Document -
# # # # #

UI + UX Cross-Device And Physical Interaction standard

Voice command

Design voice command as a visible, bounded command lifecycle with explicit invocation, permission handling, listening state, transcript review, command matching, confidence and alternatives, disambiguation, confirmation for risky actions, status feedback, cancellation, undo or retry, and equivalent non-voice paths.

Open in lab Compare alternatives

Decision first

Choose this pattern when the problem matches

Use when

Users need hands-free control, accessibility speech input, or rapid spoken command activation.
The command set is bounded enough to show phrases, targets, confidence, alternatives, and confirmation rules.
The product can provide fallback controls and safe recovery for recognition failure.

Avoid when

The task is high-risk and cannot tolerate recognition uncertainty without strong review or approval.
Users are likely to be in public, noisy, multilingual, privacy-sensitive, or microphone-restricted environments with no equivalent path.
The product cannot show what was heard, what will run, or how to cancel.
The spoken input is open-ended AI composition rather than a bounded command.
A visible button, command palette, shortcut, or text field would be simpler and more reliable.

Problem it prevents

Voice commands can make products accessible and hands-free, but speech recognition is uncertain, socially constrained, permission-gated, language-dependent, and easy to confuse with dictation, so invisible listening or unconfirmed side effects can execute the wrong command or block users entirely.

Pattern anatomy

What a strong implementation has to make clear

User need

Users may be hands-busy, driving an assistive setup, using switch or speech recognition software, dictating text, controlling a smart device, or using a microphone because touch and keyboard input are difficult.

# # # # #

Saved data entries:
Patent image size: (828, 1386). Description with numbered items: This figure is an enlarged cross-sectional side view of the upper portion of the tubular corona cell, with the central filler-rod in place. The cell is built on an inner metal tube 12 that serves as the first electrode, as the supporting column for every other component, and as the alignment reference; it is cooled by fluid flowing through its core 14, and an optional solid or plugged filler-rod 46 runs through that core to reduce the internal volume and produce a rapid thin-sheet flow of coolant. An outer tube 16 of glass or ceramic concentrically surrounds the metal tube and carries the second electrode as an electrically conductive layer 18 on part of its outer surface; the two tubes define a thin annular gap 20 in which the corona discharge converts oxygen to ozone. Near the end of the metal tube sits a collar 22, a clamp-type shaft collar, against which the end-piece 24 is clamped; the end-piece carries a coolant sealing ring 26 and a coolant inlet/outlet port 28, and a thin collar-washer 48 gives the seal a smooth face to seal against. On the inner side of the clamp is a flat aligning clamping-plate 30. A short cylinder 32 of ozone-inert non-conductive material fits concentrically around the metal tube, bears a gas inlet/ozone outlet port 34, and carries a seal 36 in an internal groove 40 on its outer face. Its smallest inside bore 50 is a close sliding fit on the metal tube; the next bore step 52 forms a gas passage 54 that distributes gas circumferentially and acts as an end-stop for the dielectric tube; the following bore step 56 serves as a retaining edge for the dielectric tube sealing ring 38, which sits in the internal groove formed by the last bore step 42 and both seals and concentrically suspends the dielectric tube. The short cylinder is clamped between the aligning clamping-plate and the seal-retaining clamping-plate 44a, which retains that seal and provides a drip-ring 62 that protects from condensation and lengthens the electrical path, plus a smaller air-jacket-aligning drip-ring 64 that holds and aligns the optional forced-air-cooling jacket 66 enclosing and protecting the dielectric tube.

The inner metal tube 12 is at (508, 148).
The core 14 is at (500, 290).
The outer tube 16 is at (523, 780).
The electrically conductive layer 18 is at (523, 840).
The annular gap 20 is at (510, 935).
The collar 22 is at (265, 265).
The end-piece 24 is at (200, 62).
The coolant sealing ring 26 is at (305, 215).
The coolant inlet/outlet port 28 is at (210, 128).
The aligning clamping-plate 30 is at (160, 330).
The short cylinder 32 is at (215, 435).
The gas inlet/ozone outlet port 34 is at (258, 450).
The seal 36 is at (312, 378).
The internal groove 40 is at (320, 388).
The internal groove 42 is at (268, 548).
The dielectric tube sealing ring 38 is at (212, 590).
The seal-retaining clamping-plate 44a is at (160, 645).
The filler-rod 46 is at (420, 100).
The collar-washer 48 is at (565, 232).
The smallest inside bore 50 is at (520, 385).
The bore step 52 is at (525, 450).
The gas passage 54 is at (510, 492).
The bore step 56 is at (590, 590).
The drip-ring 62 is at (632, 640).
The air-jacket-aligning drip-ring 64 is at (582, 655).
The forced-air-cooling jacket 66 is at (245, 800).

# # # # #

Brief 1 -
Based on the voice command page, decide whether each statement agrees with it. Answer yes or no for each, and quote the words that decide it.
(a) The pattern fits when users need hands-free control.
(b) The pattern should be avoided when the spoken input is a bounded command.
(c) Speech recognition is described as language-dependent.
Brief 2 - Reproduce the stretch of the voice command page from "The product can provide" through "review or approval.", word for word.

Task solution 1 -
(a) Yes: "Users need hands-free control, accessibility speech input, or rapid spoken command activation."
(b) No: "The spoken input is open-ended AI composition rather than a bounded command."
(c) Yes: "speech recognition is uncertain, socially constrained, permission-gated, language-dependent"

Task solution 2 -
The product can provide fallback controls and safe recovery for recognition failure.

Avoid when

The task is high-risk and cannot tolerate recognition uncertainty without strong review or approval.